Requirement
Give the number of lines in the data below containing the word "flaws", with no other text.

Recorded information
>>>>>

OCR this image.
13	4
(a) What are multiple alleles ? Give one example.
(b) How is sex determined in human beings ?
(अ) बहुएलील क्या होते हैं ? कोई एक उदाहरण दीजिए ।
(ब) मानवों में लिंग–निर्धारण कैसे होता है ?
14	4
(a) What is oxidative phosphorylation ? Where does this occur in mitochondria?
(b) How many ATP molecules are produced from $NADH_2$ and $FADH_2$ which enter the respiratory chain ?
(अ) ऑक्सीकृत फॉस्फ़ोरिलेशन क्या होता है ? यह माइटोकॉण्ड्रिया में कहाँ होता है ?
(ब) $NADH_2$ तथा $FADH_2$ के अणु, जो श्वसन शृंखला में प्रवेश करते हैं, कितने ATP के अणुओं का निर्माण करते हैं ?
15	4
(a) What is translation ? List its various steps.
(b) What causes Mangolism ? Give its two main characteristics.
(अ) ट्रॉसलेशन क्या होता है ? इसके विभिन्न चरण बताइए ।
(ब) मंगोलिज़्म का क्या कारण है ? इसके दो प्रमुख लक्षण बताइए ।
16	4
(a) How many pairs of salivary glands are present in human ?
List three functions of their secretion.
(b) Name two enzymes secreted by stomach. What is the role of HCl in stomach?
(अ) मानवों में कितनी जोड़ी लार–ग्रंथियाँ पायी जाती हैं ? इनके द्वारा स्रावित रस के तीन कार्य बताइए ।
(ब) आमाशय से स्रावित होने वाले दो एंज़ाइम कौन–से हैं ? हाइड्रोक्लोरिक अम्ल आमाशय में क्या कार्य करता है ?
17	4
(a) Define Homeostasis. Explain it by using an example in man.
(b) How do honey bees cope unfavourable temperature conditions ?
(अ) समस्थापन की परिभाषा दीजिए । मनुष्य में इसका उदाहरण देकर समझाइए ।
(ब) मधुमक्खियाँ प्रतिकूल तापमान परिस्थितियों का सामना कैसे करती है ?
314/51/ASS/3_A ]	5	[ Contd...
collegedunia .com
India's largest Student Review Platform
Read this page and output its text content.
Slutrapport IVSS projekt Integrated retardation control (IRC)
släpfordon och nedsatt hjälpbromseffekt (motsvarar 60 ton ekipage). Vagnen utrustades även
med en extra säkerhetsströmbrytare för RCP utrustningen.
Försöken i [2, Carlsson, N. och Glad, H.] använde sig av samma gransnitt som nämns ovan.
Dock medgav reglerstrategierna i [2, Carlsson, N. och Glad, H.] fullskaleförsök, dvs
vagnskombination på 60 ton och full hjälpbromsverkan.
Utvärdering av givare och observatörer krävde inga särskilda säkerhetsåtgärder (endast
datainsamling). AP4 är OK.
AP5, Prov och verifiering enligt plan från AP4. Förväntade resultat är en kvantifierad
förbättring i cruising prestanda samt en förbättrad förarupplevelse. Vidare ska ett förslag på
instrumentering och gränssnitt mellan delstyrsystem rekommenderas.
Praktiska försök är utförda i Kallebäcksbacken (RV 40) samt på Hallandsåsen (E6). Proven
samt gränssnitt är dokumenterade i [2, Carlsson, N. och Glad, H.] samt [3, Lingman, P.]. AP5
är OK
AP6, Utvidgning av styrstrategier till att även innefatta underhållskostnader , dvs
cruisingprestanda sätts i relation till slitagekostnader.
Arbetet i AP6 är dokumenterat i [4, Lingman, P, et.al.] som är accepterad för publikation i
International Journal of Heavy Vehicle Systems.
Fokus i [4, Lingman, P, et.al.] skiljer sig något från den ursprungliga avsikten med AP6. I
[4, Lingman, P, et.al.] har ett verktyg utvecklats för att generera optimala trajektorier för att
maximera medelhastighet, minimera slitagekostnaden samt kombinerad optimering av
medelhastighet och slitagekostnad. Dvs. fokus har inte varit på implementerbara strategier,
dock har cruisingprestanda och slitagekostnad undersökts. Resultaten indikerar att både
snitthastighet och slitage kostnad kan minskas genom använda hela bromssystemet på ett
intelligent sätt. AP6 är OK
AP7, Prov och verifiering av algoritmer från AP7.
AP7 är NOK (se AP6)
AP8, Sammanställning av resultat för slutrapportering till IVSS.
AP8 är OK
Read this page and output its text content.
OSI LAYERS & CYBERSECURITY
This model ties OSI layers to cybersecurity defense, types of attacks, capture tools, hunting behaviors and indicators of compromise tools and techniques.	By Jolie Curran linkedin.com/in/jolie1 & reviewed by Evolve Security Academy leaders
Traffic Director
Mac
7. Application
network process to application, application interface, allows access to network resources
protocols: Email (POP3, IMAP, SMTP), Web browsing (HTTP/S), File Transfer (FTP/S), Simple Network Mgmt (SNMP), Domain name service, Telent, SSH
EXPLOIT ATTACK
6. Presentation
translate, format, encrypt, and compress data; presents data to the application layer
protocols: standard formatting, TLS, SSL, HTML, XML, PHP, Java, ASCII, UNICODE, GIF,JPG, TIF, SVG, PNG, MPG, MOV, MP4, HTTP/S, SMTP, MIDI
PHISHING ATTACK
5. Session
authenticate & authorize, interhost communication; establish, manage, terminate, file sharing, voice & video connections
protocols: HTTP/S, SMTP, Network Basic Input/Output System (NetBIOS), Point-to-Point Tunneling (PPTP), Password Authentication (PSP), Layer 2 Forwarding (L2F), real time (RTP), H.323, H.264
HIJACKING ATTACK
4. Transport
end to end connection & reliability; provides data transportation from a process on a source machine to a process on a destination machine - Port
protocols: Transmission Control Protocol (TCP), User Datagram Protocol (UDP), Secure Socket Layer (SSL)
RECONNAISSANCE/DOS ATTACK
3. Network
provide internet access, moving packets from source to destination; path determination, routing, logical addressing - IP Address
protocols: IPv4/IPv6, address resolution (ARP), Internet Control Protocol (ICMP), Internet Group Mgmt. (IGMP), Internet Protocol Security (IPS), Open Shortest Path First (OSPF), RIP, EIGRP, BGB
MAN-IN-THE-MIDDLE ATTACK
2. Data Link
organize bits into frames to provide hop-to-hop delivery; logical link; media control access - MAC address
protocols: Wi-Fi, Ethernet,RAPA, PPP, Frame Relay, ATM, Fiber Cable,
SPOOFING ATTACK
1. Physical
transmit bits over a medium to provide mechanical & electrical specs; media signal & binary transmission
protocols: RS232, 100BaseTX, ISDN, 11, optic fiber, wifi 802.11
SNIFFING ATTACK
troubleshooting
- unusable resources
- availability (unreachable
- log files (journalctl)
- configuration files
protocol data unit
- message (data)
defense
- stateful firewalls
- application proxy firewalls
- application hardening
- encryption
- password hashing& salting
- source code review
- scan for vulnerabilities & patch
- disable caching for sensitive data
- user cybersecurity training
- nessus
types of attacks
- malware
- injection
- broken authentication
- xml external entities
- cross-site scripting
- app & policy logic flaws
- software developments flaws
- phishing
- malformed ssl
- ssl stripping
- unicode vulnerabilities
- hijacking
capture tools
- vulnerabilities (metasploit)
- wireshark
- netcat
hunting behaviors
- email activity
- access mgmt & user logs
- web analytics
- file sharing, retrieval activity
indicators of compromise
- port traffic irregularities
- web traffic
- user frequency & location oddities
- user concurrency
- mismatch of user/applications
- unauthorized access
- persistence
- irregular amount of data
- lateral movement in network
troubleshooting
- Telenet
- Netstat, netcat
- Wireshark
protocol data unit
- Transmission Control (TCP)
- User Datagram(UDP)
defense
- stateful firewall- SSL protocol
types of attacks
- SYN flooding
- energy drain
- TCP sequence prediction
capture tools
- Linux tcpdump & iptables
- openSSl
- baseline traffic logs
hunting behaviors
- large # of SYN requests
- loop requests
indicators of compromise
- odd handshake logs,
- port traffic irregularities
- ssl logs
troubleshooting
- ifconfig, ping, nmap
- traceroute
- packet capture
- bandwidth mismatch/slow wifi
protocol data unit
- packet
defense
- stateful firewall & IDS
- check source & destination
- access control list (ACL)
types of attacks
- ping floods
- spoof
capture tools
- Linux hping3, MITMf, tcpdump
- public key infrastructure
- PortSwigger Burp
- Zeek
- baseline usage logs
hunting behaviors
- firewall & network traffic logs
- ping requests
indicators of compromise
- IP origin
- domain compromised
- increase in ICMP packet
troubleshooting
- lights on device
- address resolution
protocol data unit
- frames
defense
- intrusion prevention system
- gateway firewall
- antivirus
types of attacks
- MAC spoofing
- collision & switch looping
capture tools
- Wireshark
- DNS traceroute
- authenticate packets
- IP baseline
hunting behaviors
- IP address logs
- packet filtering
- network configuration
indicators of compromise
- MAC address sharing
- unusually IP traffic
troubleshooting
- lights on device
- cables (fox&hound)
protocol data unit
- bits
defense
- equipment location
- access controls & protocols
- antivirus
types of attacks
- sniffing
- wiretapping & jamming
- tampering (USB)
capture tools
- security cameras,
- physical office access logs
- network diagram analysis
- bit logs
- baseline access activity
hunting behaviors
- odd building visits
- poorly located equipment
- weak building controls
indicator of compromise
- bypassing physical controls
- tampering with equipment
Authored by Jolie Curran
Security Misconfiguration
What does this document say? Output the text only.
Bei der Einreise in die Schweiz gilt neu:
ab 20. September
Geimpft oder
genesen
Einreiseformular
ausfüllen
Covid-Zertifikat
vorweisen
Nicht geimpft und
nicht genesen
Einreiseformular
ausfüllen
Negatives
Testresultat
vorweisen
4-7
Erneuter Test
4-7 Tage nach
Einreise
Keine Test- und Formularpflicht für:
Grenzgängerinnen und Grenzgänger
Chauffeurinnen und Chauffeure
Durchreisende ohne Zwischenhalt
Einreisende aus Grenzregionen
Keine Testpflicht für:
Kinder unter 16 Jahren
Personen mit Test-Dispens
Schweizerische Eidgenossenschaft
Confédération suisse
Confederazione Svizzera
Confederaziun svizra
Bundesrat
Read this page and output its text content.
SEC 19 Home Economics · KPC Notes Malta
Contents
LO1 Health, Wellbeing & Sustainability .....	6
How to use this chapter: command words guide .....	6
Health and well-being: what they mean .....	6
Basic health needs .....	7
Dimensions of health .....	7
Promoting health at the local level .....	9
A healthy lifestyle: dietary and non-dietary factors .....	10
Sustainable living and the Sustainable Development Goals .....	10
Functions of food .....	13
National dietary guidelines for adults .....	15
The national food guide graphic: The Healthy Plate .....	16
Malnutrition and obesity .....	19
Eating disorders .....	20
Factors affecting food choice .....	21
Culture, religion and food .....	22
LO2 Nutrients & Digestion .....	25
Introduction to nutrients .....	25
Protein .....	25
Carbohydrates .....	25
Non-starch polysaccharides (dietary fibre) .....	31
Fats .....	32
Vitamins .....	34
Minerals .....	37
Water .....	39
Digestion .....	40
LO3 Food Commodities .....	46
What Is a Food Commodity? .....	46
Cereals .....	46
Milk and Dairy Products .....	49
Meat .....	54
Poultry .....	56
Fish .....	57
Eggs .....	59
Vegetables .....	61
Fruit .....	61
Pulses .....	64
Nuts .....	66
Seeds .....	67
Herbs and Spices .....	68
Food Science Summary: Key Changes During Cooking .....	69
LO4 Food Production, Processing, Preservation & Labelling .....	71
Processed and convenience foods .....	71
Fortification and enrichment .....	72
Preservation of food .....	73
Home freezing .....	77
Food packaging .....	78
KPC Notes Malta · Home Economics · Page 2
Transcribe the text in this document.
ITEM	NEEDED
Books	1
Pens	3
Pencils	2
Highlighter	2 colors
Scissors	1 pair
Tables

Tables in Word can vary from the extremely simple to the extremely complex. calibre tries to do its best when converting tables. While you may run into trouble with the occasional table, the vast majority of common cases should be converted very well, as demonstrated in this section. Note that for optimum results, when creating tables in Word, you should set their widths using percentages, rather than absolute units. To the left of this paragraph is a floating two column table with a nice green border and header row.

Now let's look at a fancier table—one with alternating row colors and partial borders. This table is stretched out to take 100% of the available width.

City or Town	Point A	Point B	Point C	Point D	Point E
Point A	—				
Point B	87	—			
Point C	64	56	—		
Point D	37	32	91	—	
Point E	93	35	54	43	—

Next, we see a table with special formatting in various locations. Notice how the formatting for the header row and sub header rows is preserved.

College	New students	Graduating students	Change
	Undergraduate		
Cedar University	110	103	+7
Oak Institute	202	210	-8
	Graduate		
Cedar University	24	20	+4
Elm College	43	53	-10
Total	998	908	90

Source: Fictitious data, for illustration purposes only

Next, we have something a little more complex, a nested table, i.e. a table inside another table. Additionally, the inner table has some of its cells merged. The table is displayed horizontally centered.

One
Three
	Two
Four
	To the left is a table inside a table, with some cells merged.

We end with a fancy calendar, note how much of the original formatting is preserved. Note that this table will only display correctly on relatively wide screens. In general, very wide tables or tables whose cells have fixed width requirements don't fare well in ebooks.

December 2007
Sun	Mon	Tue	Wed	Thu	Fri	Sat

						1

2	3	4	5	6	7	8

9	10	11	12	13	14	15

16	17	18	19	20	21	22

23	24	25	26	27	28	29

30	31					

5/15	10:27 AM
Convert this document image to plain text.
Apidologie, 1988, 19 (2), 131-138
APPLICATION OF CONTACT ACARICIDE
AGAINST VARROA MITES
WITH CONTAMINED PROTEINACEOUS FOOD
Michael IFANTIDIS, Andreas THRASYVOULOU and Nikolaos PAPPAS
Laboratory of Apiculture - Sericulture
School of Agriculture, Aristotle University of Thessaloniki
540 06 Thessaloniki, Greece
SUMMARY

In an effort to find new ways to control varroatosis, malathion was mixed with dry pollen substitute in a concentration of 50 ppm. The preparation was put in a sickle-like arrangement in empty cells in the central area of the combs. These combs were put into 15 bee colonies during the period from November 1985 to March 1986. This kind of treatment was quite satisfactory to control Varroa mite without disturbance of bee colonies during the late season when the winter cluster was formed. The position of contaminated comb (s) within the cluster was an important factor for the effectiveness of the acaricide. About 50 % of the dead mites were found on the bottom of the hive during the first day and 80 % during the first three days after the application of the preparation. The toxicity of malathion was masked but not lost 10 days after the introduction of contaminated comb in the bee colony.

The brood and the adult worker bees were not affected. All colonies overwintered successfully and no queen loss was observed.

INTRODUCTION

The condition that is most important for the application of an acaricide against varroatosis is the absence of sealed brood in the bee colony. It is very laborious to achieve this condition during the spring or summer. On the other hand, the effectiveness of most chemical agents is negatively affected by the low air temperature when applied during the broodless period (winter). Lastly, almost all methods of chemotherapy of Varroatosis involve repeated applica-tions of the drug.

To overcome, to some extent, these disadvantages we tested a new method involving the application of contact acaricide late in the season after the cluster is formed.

<<<<<

Answer to this exercise
2